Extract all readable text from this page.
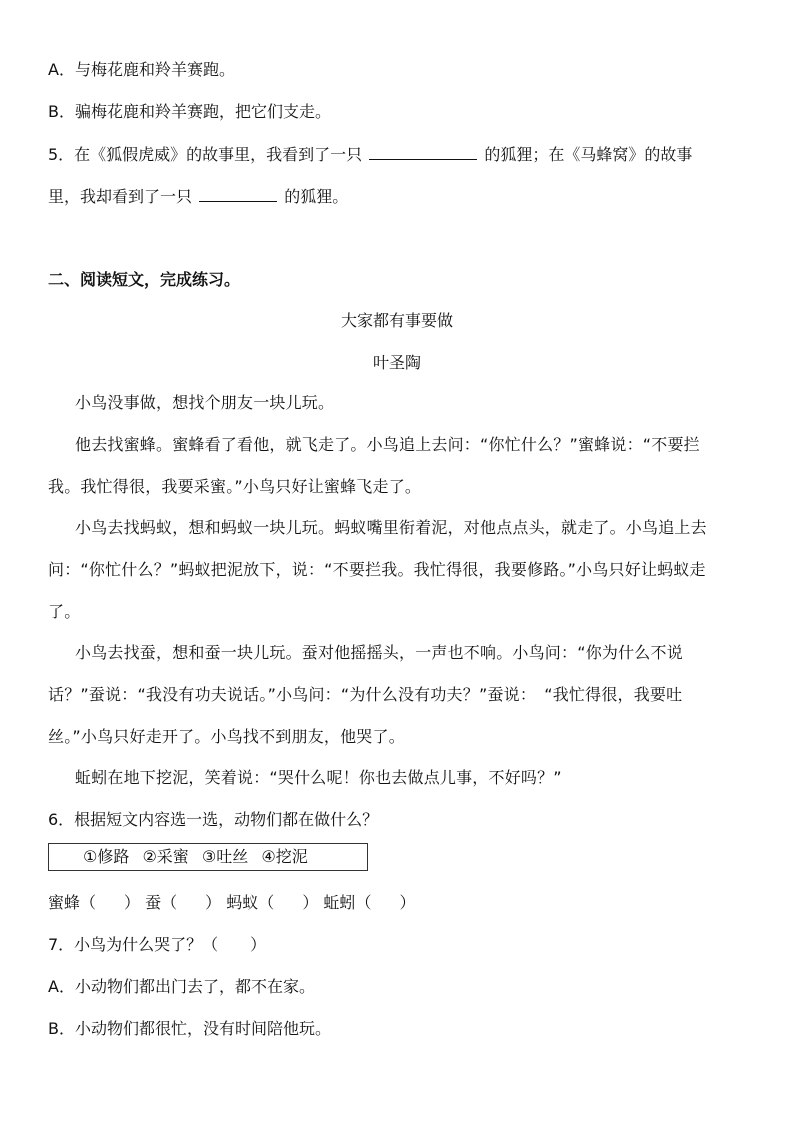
A．与梅花鹿和羚羊赛跑。
B．骗梅花鹿和羚羊赛跑，把它们支走。
5．在《狐假虎威》的故事里，我看到了一只	的狐狸；在《马蜂窝》的故事
里，我却看到了一只	的狐狸。
二、阅读短文，完成练习。
大家都有事要做
叶圣陶
小鸟没事做，想找个朋友一块儿玩。
他去找蜜蜂。蜜蜂看了看他，就飞走了。小鸟追上去问：“你忙什么？”蜜蜂说：“不要拦我。我忙得很，我要采蜜。”小鸟只好让蜜蜂飞走了。
小鸟去找蚂蚁，想和蚂蚁一块儿玩。蚂蚁嘴里衔着泥，对他点点头，就走了。小鸟追上去问：“你忙什么？”蚂蚁把泥放下，说：“不要拦我。我忙得很，我要修路。”小鸟只好让蚂蚁走了。
小鸟去找蚕，想和蚕一块儿玩。蚕对他摇摇头，一声也不响。小鸟问：“你为什么不说话？”蚕说：“我没有功夫说话。”小鸟问：“为什么没有功夫？”蚕说：　“我忙得很，我要吐丝。”小鸟只好走开了。小鸟找不到朋友，他哭了。
蚯蚓在地下挖泥，笑着说：“哭什么呢！你也去做点儿事，不好吗？”
6．根据短文内容选一选，动物们都在做什么？
①修路 ②采蜜 ③吐丝 ④挖泥
蜜蜂（ ） 蚕（ ） 蚂蚁（ ） 蚯蚓（ ）
7．小鸟为什么哭了？（　　）
A．小动物们都出门去了，都不在家。
B．小动物们都很忙，没有时间陪他玩。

※ ※ ※

*WHAT TO WORK ON*:
Transcribe all of the records above character for character. Exclude the pictures.

*WORKED SOLUTION*:
Extract all readable text from this page.
A．与梅花鹿和羚羊赛跑。
B．骗梅花鹿和羚羊赛跑，把它们支走。
5．在《狐假虎威》的故事里，我看到了一只	的狐狸；在《马蜂窝》的故事
里，我却看到了一只	的狐狸。
二、阅读短文，完成练习。
大家都有事要做
叶圣陶
小鸟没事做，想找个朋友一块儿玩。
他去找蜜蜂。蜜蜂看了看他，就飞走了。小鸟追上去问：“你忙什么？”蜜蜂说：“不要拦我。我忙得很，我要采蜜。”小鸟只好让蜜蜂飞走了。
小鸟去找蚂蚁，想和蚂蚁一块儿玩。蚂蚁嘴里衔着泥，对他点点头，就走了。小鸟追上去问：“你忙什么？”蚂蚁把泥放下，说：“不要拦我。我忙得很，我要修路。”小鸟只好让蚂蚁走了。
小鸟去找蚕，想和蚕一块儿玩。蚕对他摇摇头，一声也不响。小鸟问：“你为什么不说话？”蚕说：“我没有功夫说话。”小鸟问：“为什么没有功夫？”蚕说：　“我忙得很，我要吐丝。”小鸟只好走开了。小鸟找不到朋友，他哭了。
蚯蚓在地下挖泥，笑着说：“哭什么呢！你也去做点儿事，不好吗？”
6．根据短文内容选一选，动物们都在做什么？
①修路 ②采蜜 ③吐丝 ④挖泥
蜜蜂（ ） 蚕（ ） 蚂蚁（ ） 蚯蚓（ ）
7．小鸟为什么哭了？（　　）
A．小动物们都出门去了，都不在家。
B．小动物们都很忙，没有时间陪他玩。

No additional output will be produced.